--- Begin THE DATA ---

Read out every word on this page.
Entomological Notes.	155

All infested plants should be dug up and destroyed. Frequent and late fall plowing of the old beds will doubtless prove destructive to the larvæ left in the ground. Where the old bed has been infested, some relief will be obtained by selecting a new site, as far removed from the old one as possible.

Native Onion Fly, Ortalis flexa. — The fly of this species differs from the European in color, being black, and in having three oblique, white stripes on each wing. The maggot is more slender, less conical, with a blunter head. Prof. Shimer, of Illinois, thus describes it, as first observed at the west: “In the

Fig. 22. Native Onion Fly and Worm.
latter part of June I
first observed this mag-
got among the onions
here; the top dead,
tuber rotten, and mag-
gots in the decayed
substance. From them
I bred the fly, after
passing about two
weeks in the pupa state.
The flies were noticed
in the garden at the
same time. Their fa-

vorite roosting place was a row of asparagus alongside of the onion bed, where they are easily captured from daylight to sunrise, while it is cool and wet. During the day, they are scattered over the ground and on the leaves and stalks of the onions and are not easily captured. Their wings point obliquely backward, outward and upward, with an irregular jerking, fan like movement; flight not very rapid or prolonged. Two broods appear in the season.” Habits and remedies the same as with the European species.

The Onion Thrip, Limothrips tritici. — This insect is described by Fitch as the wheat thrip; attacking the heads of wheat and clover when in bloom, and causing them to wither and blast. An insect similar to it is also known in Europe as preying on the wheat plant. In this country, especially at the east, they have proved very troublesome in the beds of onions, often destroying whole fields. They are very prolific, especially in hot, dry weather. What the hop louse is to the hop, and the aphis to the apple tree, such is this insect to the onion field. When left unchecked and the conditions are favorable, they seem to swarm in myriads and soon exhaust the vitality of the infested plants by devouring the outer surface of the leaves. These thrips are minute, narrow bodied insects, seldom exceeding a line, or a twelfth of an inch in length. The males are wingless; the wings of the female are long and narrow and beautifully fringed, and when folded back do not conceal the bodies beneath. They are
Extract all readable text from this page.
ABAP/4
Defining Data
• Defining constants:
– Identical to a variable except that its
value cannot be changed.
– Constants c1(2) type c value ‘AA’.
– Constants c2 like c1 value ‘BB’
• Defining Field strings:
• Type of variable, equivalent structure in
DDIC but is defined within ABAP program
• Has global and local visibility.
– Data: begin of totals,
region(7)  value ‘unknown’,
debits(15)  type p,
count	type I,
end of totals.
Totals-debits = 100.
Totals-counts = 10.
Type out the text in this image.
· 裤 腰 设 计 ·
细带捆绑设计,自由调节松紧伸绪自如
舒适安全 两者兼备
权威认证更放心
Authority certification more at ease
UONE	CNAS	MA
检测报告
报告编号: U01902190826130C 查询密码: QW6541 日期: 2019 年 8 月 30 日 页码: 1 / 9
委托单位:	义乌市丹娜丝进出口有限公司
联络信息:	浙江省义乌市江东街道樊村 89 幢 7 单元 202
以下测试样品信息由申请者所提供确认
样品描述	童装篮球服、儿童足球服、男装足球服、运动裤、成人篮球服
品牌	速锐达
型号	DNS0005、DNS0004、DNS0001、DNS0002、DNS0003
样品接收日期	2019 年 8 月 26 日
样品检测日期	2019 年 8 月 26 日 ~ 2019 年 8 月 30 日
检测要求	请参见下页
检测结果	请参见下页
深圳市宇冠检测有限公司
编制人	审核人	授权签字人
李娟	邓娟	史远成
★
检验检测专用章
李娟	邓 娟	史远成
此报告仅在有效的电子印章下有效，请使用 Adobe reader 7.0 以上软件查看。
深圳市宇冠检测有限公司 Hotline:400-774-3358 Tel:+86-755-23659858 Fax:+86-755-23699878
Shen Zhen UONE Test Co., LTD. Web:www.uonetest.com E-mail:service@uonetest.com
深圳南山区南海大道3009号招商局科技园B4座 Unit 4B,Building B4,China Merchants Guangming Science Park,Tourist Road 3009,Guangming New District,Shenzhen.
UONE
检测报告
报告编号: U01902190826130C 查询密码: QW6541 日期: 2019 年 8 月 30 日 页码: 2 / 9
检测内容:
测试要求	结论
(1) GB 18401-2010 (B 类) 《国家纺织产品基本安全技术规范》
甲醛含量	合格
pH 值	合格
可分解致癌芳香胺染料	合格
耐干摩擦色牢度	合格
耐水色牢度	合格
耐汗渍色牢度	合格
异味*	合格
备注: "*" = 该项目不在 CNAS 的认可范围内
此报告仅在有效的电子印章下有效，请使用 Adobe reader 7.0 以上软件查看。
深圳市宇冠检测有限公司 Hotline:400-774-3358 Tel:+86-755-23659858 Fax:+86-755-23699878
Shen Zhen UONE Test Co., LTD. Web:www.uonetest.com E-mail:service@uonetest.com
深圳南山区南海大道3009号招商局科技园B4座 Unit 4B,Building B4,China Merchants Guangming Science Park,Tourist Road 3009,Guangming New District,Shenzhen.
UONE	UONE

--- End THE DATA ---

DIRECTIONS FOR THIS TASK: Go through the lines above. Select every one that has the string "like".

ANSWER TO THE EXERCISE:
vorite roosting place was a row of asparagus alongside of the onion bed, where they are easily captured from daylight to sunrise, while it is cool and wet. During the day, they are scattered over the ground and on the leaves and stalks of the onions and are not easily captured. Their wings point obliquely backward, outward and upward, with an irregular jerking, fan like movement; flight not very rapid or prolonged. Two broods appear in the season.” Habits and remedies the same as with the European species.
– Constants c2 like c1 value ‘BB’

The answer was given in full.